THE PROBLEM: Leave out the pictures and transcribe everything else exactly.

Data records:
★ ★ ★ ★ ★

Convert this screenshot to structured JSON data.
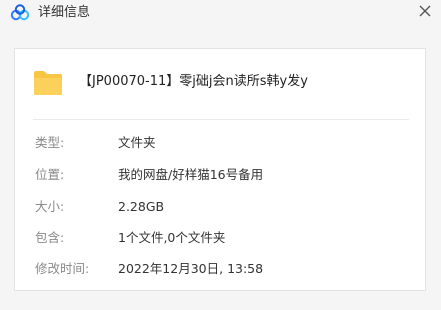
{
  "window": {
    "title": "详细信息"
  },
  "icons": {
    "app": "baidu-netdisk-cloud-icon",
    "close": "close-icon",
    "folder": "folder-icon"
  },
  "colors": {
    "folder": "#f8c544",
    "app_icon_blue": "#2f7cf6",
    "label": "#8a8a8a",
    "value": "#333333"
  },
  "file": {
    "name": "【JP00070-11】零j础j会n读所s韩y发y"
  },
  "details": {
    "type": {
      "label": "类型:",
      "value": "文件夹"
    },
    "location": {
      "label": "位置:",
      "value": "我的网盘/好样猫16号备用"
    },
    "size": {
      "label": "大小:",
      "value": "2.28GB"
    },
    "contains": {
      "label": "包含:",
      "value": "1个文件,0个文件夹"
    },
    "modified": {
      "label": "修改时间:",
      "value": "2022年12月30日, 13:58"
    }
  }
}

★ ★ ★ ★ ★

SOLUTION TO THIS TASK:
Convert this screenshot to structured JSON data.
{
  "window": {
    "title": "详细信息"
  },
  "icons": {
    "app": "baidu-netdisk-cloud-icon",
    "close": "close-icon",
    "folder": "folder-icon"
  },
  "colors": {
    "folder": "#f8c544",
    "app_icon_blue": "#2f7cf6",
    "label": "#8a8a8a",
    "value": "#333333"
  },
  "file": {
    "name": "【JP00070-11】零j础j会n读所s韩y发y"
  },
  "details": {
    "type": {
      "label": "类型:",
      "value": "文件夹"
    },
    "location": {
      "label": "位置:",
      "value": "我的网盘/好样猫16号备用"
    },
    "size": {
      "label": "大小:",
      "value": "2.28GB"
    },
    "contains": {
      "label": "包含:",
      "value": "1个文件,0个文件夹"
    },
    "modified": {
      "label": "修改时间:",
      "value": "2022年12月30日, 13:58"
    }
  }
}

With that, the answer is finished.